EXERCISE PROMPT
Collect every line below that contains the word "this".

.....

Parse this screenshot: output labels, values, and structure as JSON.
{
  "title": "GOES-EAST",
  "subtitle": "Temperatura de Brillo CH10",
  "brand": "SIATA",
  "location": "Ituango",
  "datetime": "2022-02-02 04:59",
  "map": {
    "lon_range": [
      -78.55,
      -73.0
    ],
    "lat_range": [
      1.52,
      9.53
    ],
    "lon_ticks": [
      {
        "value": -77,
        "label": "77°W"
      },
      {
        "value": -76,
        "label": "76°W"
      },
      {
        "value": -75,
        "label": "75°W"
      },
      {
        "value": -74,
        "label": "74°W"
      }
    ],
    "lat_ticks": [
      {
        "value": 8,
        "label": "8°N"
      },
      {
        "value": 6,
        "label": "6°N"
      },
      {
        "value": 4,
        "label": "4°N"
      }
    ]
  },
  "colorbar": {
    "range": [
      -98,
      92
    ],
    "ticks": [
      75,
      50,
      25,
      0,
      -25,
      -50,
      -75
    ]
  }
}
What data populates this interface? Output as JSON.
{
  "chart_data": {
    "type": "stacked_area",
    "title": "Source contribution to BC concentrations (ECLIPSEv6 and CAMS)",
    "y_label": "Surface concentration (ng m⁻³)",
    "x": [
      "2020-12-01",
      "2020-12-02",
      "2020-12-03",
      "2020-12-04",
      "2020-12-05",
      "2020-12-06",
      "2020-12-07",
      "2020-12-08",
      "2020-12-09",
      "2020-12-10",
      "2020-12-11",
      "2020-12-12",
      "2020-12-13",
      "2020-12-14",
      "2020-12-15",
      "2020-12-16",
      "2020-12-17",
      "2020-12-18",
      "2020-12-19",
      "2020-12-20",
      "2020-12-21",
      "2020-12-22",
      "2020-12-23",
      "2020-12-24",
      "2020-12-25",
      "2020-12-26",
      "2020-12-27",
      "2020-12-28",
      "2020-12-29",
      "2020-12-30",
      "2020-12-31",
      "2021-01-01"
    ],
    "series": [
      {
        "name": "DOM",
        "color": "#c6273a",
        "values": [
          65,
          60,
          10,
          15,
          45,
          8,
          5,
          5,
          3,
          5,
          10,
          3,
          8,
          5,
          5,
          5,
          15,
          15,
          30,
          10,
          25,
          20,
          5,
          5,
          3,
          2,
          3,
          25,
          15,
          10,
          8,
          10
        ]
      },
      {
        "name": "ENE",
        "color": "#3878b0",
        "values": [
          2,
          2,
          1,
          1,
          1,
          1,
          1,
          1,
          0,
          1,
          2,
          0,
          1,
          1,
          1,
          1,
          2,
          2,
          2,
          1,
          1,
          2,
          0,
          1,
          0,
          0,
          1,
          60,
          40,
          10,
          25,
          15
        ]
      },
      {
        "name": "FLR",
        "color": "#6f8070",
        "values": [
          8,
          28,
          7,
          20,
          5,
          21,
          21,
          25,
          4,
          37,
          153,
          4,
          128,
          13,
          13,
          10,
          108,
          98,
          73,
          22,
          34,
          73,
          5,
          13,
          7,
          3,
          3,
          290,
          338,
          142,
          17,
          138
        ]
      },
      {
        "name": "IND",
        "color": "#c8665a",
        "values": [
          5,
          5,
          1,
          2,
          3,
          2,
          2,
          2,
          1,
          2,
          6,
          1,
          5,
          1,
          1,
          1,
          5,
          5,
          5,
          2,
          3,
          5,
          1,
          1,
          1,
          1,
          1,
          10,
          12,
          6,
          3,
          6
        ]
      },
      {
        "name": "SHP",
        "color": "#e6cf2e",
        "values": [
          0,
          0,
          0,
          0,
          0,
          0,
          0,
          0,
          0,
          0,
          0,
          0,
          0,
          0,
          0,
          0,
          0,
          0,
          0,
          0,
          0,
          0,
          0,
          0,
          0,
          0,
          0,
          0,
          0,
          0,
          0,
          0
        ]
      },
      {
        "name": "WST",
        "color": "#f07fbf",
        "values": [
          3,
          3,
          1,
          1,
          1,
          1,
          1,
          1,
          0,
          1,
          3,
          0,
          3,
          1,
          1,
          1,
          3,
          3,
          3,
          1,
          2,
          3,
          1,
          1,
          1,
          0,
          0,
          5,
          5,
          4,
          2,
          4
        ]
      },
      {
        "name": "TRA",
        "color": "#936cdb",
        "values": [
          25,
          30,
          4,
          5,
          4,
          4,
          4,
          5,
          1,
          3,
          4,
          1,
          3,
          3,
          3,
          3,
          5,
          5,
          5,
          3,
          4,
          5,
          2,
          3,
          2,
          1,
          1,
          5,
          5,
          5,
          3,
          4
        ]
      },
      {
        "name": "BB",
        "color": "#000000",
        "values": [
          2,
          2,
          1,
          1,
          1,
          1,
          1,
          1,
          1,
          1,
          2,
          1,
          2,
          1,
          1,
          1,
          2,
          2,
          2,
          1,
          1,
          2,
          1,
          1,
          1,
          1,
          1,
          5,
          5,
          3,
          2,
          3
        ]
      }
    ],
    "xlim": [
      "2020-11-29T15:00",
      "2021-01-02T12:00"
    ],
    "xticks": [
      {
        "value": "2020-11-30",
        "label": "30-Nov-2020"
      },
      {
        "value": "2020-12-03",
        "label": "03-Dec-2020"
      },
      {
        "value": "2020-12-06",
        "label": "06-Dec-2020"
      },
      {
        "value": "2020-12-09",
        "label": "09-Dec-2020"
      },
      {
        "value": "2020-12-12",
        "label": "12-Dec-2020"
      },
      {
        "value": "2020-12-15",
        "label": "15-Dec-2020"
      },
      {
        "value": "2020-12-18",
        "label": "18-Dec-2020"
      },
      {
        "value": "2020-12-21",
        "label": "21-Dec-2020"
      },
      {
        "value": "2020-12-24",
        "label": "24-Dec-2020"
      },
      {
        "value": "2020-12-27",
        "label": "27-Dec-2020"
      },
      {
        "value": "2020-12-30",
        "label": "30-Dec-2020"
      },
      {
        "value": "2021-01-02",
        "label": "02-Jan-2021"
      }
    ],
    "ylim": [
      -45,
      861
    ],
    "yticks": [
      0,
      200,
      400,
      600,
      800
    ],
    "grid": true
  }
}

.....

FINAL ANSWER
Parse this screenshot: output labels, values, and structure as JSON.
What data populates this interface? Output as JSON.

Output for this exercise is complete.